Please repeat all of the lines that follow, exactly as written.

● Dataset entries
►

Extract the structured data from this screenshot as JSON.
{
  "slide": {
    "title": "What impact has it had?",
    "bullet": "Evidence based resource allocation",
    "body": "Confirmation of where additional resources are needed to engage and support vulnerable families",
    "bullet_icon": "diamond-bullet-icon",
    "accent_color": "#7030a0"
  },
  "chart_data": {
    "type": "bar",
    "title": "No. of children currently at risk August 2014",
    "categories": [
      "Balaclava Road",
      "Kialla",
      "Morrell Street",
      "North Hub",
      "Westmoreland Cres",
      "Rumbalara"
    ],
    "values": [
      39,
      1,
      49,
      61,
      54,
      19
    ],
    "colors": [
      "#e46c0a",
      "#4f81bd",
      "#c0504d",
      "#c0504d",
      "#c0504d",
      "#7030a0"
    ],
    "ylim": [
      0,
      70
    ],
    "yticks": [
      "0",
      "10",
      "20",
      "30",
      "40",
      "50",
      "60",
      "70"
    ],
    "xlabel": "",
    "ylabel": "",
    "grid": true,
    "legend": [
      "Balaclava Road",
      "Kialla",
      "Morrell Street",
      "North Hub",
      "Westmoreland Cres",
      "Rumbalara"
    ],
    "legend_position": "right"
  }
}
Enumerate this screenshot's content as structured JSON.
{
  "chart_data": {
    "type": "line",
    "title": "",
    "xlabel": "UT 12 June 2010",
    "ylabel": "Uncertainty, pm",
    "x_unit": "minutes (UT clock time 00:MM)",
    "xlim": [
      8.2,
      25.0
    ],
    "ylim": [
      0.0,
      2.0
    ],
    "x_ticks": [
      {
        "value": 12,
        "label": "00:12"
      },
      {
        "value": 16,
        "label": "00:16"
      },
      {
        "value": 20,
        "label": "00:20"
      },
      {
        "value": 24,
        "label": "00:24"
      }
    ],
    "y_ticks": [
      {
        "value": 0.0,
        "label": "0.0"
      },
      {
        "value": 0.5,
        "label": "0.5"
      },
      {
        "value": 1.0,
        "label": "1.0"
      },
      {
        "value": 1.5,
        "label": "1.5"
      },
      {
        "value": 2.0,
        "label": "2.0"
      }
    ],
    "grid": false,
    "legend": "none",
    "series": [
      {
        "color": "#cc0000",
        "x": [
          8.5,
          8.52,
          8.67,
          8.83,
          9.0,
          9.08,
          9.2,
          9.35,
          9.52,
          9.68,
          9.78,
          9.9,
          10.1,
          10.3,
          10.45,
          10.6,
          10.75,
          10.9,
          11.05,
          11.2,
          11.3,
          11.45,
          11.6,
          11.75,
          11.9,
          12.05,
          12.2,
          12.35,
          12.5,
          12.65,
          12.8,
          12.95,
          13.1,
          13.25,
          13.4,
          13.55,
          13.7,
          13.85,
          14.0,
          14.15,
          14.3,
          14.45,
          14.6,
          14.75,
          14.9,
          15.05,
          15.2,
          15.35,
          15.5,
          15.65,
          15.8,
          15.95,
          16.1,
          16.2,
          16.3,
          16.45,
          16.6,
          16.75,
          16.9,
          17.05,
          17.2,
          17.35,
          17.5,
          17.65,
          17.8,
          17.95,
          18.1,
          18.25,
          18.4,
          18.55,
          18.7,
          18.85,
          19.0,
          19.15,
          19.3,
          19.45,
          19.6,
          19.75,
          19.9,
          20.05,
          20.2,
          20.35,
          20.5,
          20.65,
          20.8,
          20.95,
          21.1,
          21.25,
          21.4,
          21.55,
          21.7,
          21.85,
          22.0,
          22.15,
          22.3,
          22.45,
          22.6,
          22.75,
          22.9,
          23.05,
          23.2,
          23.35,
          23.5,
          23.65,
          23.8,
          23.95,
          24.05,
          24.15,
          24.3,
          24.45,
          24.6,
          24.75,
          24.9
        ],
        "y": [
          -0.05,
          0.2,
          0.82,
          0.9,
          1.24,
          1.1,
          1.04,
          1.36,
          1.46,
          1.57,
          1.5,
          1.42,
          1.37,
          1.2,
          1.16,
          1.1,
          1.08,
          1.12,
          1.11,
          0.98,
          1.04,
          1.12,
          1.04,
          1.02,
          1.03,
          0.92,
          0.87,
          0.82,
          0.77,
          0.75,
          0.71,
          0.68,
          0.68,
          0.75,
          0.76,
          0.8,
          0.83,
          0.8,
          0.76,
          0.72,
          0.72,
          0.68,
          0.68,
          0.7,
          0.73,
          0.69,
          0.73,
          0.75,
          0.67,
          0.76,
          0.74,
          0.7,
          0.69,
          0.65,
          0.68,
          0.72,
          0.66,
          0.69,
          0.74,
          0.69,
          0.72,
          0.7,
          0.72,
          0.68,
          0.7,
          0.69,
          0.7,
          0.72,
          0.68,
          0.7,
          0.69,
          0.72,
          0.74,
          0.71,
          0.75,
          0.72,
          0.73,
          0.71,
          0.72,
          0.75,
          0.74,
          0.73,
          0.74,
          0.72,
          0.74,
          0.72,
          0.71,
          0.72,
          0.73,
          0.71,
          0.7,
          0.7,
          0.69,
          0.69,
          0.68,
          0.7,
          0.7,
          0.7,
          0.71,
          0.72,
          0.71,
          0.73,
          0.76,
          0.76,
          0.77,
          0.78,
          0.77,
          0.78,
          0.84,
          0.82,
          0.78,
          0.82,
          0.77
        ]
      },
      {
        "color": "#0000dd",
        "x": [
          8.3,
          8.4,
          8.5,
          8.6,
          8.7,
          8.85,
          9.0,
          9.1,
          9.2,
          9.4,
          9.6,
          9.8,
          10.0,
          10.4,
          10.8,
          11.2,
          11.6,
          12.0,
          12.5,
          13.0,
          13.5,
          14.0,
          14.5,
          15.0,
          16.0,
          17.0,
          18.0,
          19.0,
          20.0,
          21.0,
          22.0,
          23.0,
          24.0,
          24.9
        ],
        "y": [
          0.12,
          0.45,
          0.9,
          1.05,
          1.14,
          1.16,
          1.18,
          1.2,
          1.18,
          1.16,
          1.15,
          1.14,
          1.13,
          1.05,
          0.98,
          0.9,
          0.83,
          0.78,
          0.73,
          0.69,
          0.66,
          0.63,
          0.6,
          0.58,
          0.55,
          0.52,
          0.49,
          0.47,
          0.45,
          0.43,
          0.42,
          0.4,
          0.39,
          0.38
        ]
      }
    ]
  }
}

◄

● Task result
Extract the structured data from this screenshot as JSON.
{
  "slide": {
    "title": "What impact has it had?",
    "bullet": "Evidence based resource allocation",
    "body": "Confirmation of where additional resources are needed to engage and support vulnerable families",
    "bullet_icon": "diamond-bullet-icon",
    "accent_color": "#7030a0"
  },
  "chart_data": {
    "type": "bar",
    "title": "No. of children currently at risk August 2014",
    "categories": [
      "Balaclava Road",
      "Kialla",
      "Morrell Street",
      "North Hub",
      "Westmoreland Cres",
      "Rumbalara"
    ],
    "values": [
      39,
      1,
      49,
      61,
      54,
      19
    ],
    "colors": [
      "#e46c0a",
      "#4f81bd",
      "#c0504d",
      "#c0504d",
      "#c0504d",
      "#7030a0"
    ],
    "ylim": [
      0,
      70
    ],
    "yticks": [
      "0",
      "10",
      "20",
      "30",
      "40",
      "50",
      "60",
      "70"
    ],
    "xlabel": "",
    "ylabel": "",
    "grid": true,
    "legend": [
      "Balaclava Road",
      "Kialla",
      "Morrell Street",
      "North Hub",
      "Westmoreland Cres",
      "Rumbalara"
    ],
    "legend_position": "right"
  }
}
Enumerate this screenshot's content as structured JSON.
{
  "chart_data": {
    "type": "line",
    "title": "",
    "xlabel": "UT 12 June 2010",
    "ylabel": "Uncertainty, pm",
    "x_unit": "minutes (UT clock time 00:MM)",
    "xlim": [
      8.2,
      25.0
    ],
    "ylim": [
      0.0,
      2.0
    ],
    "x_ticks": [
      {
        "value": 12,
        "label": "00:12"
      },
      {
        "value": 16,
        "label": "00:16"
      },
      {
        "value": 20,
        "label": "00:20"
      },
      {
        "value": 24,
        "label": "00:24"
      }
    ],
    "y_ticks": [
      {
        "value": 0.0,
        "label": "0.0"
      },
      {
        "value": 0.5,
        "label": "0.5"
      },
      {
        "value": 1.0,
        "label": "1.0"
      },
      {
        "value": 1.5,
        "label": "1.5"
      },
      {
        "value": 2.0,
        "label": "2.0"
      }
    ],
    "grid": false,
    "legend": "none",
    "series": [
      {
        "color": "#cc0000",
        "x": [
          8.5,
          8.52,
          8.67,
          8.83,
          9.0,
          9.08,
          9.2,
          9.35,
          9.52,
          9.68,
          9.78,
          9.9,
          10.1,
          10.3,
          10.45,
          10.6,
          10.75,
          10.9,
          11.05,
          11.2,
          11.3,
          11.45,
          11.6,
          11.75,
          11.9,
          12.05,
          12.2,
          12.35,
          12.5,
          12.65,
          12.8,
          12.95,
          13.1,
          13.25,
          13.4,
          13.55,
          13.7,
          13.85,
          14.0,
          14.15,
          14.3,
          14.45,
          14.6,
          14.75,
          14.9,
          15.05,
          15.2,
          15.35,
          15.5,
          15.65,
          15.8,
          15.95,
          16.1,
          16.2,
          16.3,
          16.45,
          16.6,
          16.75,
          16.9,
          17.05,
          17.2,
          17.35,
          17.5,
          17.65,
          17.8,
          17.95,
          18.1,
          18.25,
          18.4,
          18.55,
          18.7,
          18.85,
          19.0,
          19.15,
          19.3,
          19.45,
          19.6,
          19.75,
          19.9,
          20.05,
          20.2,
          20.35,
          20.5,
          20.65,
          20.8,
          20.95,
          21.1,
          21.25,
          21.4,
          21.55,
          21.7,
          21.85,
          22.0,
          22.15,
          22.3,
          22.45,
          22.6,
          22.75,
          22.9,
          23.05,
          23.2,
          23.35,
          23.5,
          23.65,
          23.8,
          23.95,
          24.05,
          24.15,
          24.3,
          24.45,
          24.6,
          24.75,
          24.9
        ],
        "y": [
          -0.05,
          0.2,
          0.82,
          0.9,
          1.24,
          1.1,
          1.04,
          1.36,
          1.46,
          1.57,
          1.5,
          1.42,
          1.37,
          1.2,
          1.16,
          1.1,
          1.08,
          1.12,
          1.11,
          0.98,
          1.04,
          1.12,
          1.04,
          1.02,
          1.03,
          0.92,
          0.87,
          0.82,
          0.77,
          0.75,
          0.71,
          0.68,
          0.68,
          0.75,
          0.76,
          0.8,
          0.83,
          0.8,
          0.76,
          0.72,
          0.72,
          0.68,
          0.68,
          0.7,
          0.73,
          0.69,
          0.73,
          0.75,
          0.67,
          0.76,
          0.74,
          0.7,
          0.69,
          0.65,
          0.68,
          0.72,
          0.66,
          0.69,
          0.74,
          0.69,
          0.72,
          0.7,
          0.72,
          0.68,
          0.7,
          0.69,
          0.7,
          0.72,
          0.68,
          0.7,
          0.69,
          0.72,
          0.74,
          0.71,
          0.75,
          0.72,
          0.73,
          0.71,
          0.72,
          0.75,
          0.74,
          0.73,
          0.74,
          0.72,
          0.74,
          0.72,
          0.71,
          0.72,
          0.73,
          0.71,
          0.7,
          0.7,
          0.69,
          0.69,
          0.68,
          0.7,
          0.7,
          0.7,
          0.71,
          0.72,
          0.71,
          0.73,
          0.76,
          0.76,
          0.77,
          0.78,
          0.77,
          0.78,
          0.84,
          0.82,
          0.78,
          0.82,
          0.77
        ]
      },
      {
        "color": "#0000dd",
        "x": [
          8.3,
          8.4,
          8.5,
          8.6,
          8.7,
          8.85,
          9.0,
          9.1,
          9.2,
          9.4,
          9.6,
          9.8,
          10.0,
          10.4,
          10.8,
          11.2,
          11.6,
          12.0,
          12.5,
          13.0,
          13.5,
          14.0,
          14.5,
          15.0,
          16.0,
          17.0,
          18.0,
          19.0,
          20.0,
          21.0,
          22.0,
          23.0,
          24.0,
          24.9
        ],
        "y": [
          0.12,
          0.45,
          0.9,
          1.05,
          1.14,
          1.16,
          1.18,
          1.2,
          1.18,
          1.16,
          1.15,
          1.14,
          1.13,
          1.05,
          0.98,
          0.9,
          0.83,
          0.78,
          0.73,
          0.69,
          0.66,
          0.63,
          0.6,
          0.58,
          0.55,
          0.52,
          0.49,
          0.47,
          0.45,
          0.43,
          0.42,
          0.4,
          0.39,
          0.38
        ]
      }
    ]
  }
}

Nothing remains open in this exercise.